Ketentuan Tugas 1: Salin kembali baris-baris catatan tanpa perubahan, mulai dari baris pertama catatan hingga baris yang memuat "enumerate the UI", termasuk baris itu sendiri.

Potongan Teks:

%%

SUKOHARJO – Jawa Tengah merupakan provinsi yang majemuk, beragam dan toleran. Warganya memiliki falsafah tepa selira (saling menghargai), lembah manah dan andhap asor (rendah hati) serta senantiasa mengedepankan gotong royong dan kekeluargaan.
“Jawa Tengah juga merupakan provinsi yang menjunjung tinggi toleransi dan keberagaman,” ujar Kepala MAN Salatiga, Handono, saat menjadi narasumber webinar literasi digital yang digelar Kementerian Komunikasi dan Informatika (Kominfo) untuk masyarakat Kabupaten Sukoharjo, Jawa Tengah, Rabu (21/7/2021).
Pada webinar bertema Membangun Toleransi Beragama Melalui Media Sosial itu, Handono yang pernah meraih Juara 2 Kepala Madrasah Berprestasi Jawa Tengah 2019 ini menyatakan pentingnya potensi tersebut diketahui oleh generasi milenial.
Fakta, generasi milenial sangat berperan penting dalam penanaman rasa toleransi beragama di media sosial. Artinya, mereka harus mempunyai jangkauan luas tentang wawasan keagamaan yang inklusif, akan tetapi pada waktu yang sama juga harus memiliki kekuatan akidah yang stabil.
“Di sinilah penerapan nilai-nilai toleransi beragama perlu ditanamkan. Sekolah, keluarga dan masyarakat berperan penting dalam penanaman toleransi beragama,” ungkapnya.
Generasi milenial juga harus bersikap dan berperilaku yang tidak bertentangan dengan toleransi. Misalnya, selalu mencari informasi yang benar sebelum menyebarluaskan.

%%

Ketentuan Tugas 2:
Jawablah pertanyaan berikut berdasarkan teks tentang webinar toleransi beragama.
(a) Apa jabatan Handono?
(b) Apa tema webinar tersebut?
(c) Menurut Handono, pihak mana saja yang berperan penting dalam penanaman toleransi beragama?

Catatan Data:

%%

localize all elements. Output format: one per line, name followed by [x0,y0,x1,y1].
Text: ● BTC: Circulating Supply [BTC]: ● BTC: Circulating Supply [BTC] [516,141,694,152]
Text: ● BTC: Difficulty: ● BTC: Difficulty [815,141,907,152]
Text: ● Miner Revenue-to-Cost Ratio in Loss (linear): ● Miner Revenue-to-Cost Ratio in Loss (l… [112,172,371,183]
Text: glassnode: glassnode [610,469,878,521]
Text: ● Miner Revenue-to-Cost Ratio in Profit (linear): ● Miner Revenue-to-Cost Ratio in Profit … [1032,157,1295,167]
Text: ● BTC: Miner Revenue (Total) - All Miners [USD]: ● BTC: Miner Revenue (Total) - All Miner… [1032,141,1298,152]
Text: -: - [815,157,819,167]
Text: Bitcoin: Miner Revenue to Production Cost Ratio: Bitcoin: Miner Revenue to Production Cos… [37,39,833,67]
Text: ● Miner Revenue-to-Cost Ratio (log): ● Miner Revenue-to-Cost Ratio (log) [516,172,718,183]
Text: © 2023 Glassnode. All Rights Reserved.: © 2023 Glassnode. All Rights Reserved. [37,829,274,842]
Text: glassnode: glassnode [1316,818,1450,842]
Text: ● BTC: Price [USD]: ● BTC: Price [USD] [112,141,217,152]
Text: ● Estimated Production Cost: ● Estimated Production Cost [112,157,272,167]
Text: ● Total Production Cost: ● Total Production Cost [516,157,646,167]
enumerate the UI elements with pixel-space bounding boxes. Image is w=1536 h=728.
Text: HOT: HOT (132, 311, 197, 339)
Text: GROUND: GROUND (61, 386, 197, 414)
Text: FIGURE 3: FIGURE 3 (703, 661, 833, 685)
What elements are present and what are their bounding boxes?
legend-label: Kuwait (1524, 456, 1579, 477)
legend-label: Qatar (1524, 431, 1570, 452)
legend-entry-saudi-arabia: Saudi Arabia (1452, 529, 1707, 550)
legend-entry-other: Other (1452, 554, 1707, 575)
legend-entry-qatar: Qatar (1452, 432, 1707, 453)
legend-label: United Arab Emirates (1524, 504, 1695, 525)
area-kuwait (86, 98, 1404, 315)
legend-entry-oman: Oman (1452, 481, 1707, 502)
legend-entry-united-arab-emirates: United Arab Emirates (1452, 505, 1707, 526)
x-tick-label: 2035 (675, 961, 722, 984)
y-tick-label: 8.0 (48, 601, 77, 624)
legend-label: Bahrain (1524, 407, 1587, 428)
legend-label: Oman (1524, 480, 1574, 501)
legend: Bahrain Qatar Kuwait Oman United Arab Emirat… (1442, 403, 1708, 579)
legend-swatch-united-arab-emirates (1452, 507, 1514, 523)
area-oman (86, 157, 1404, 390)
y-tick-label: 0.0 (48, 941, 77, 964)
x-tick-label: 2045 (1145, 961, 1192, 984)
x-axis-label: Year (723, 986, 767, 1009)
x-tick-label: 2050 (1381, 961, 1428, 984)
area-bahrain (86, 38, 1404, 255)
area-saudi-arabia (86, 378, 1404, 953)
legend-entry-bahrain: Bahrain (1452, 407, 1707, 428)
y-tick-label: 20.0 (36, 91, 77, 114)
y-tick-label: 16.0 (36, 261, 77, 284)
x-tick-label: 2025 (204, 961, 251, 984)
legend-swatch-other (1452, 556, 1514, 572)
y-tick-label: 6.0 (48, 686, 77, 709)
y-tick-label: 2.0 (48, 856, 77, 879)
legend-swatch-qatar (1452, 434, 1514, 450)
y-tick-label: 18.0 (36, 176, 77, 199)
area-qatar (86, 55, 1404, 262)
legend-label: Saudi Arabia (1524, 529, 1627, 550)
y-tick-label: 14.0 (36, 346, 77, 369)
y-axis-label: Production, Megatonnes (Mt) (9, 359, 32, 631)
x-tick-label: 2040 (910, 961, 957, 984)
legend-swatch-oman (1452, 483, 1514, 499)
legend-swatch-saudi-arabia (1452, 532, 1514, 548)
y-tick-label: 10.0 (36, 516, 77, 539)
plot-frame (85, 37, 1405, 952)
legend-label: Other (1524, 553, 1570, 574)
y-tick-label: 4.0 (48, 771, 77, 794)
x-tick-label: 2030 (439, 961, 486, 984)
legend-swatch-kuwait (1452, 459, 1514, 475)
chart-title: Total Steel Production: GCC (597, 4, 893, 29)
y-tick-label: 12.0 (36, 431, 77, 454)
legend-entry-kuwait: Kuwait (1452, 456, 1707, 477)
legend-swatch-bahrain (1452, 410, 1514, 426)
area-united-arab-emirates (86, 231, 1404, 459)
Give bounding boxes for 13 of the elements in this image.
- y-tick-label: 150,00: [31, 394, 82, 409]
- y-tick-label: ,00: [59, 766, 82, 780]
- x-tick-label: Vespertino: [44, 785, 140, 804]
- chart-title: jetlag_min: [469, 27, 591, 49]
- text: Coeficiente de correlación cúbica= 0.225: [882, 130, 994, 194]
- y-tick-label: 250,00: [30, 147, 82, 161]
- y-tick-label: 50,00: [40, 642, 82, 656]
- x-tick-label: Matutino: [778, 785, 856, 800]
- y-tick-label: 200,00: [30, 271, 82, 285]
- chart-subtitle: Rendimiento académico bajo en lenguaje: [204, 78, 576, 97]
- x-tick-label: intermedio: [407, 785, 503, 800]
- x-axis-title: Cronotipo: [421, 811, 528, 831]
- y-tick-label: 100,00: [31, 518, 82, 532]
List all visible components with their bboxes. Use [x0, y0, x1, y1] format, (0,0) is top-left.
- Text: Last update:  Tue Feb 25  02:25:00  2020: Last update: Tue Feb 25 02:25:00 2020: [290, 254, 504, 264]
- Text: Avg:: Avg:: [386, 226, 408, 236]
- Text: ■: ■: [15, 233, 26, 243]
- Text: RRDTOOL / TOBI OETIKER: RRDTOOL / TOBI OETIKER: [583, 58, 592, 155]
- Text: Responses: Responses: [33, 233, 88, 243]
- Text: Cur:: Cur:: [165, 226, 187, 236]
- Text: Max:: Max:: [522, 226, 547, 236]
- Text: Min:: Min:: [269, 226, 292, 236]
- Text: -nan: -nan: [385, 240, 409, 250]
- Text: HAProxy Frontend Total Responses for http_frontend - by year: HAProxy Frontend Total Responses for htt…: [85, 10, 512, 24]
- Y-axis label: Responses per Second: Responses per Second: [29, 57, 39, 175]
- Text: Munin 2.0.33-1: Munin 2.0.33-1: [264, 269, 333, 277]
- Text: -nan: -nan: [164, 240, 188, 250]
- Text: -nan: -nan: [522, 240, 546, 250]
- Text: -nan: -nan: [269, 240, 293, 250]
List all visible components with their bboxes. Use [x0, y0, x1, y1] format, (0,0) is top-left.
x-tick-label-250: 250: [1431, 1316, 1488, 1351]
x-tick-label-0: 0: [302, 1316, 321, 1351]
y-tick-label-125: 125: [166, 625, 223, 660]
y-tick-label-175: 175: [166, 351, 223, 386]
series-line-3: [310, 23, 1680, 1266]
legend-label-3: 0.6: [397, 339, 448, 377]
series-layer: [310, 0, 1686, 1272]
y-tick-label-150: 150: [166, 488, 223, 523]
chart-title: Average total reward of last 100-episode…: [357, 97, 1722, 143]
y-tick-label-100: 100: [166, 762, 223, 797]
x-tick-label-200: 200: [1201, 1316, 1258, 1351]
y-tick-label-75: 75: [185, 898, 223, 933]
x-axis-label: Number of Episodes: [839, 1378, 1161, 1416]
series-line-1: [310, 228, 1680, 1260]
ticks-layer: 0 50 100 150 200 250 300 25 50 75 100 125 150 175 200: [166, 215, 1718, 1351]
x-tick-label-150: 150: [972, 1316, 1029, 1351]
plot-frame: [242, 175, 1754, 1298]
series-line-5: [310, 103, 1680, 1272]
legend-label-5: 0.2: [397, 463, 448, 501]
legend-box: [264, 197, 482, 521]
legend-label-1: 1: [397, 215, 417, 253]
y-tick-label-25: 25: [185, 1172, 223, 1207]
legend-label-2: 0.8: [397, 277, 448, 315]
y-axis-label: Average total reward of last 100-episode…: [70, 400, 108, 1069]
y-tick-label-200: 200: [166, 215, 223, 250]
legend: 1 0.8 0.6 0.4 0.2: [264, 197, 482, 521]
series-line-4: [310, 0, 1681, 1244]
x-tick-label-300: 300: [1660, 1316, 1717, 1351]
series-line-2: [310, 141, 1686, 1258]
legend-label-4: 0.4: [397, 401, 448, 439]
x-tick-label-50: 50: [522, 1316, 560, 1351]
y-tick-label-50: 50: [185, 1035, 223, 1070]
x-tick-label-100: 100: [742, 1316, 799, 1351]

%%

Jawaban yang Diharapkan 1:
localize all elements. Output format: one per line, name followed by [x0,y0,x1,y1].
Text: ● BTC: Circulating Supply [BTC]: ● BTC: Circulating Supply [BTC] [516,141,694,152]
Text: ● BTC: Difficulty: ● BTC: Difficulty [815,141,907,152]
Text: ● Miner Revenue-to-Cost Ratio in Loss (linear): ● Miner Revenue-to-Cost Ratio in Loss (l… [112,172,371,183]
Text: glassnode: glassnode [610,469,878,521]
Text: ● Miner Revenue-to-Cost Ratio in Profit (linear): ● Miner Revenue-to-Cost Ratio in Profit … [1032,157,1295,167]
Text: ● BTC: Miner Revenue (Total) - All Miners [USD]: ● BTC: Miner Revenue (Total) - All Miner… [1032,141,1298,152]
Text: -: - [815,157,819,167]
Text: Bitcoin: Miner Revenue to Production Cost Ratio: Bitcoin: Miner Revenue to Production Cos… [37,39,833,67]
Text: ● Miner Revenue-to-Cost Ratio (log): ● Miner Revenue-to-Cost Ratio (log) [516,172,718,183]
Text: © 2023 Glassnode. All Rights Reserved.: © 2023 Glassnode. All Rights Reserved. [37,829,274,842]
Text: glassnode: glassnode [1316,818,1450,842]
Text: ● BTC: Price [USD]: ● BTC: Price [USD] [112,141,217,152]
Text: ● Estimated Production Cost: ● Estimated Production Cost [112,157,272,167]
Text: ● Total Production Cost: ● Total Production Cost [516,157,646,167]
enumerate the UI elements with pixel-space bounding boxes. Image is w=1536 h=728.

Jawaban yang Diharapkan 2:
(a) Kepala MAN Salatiga.
(b) Membangun Toleransi Beragama Melalui Media Sosial.
(c) Sekolah, keluarga dan masyarakat.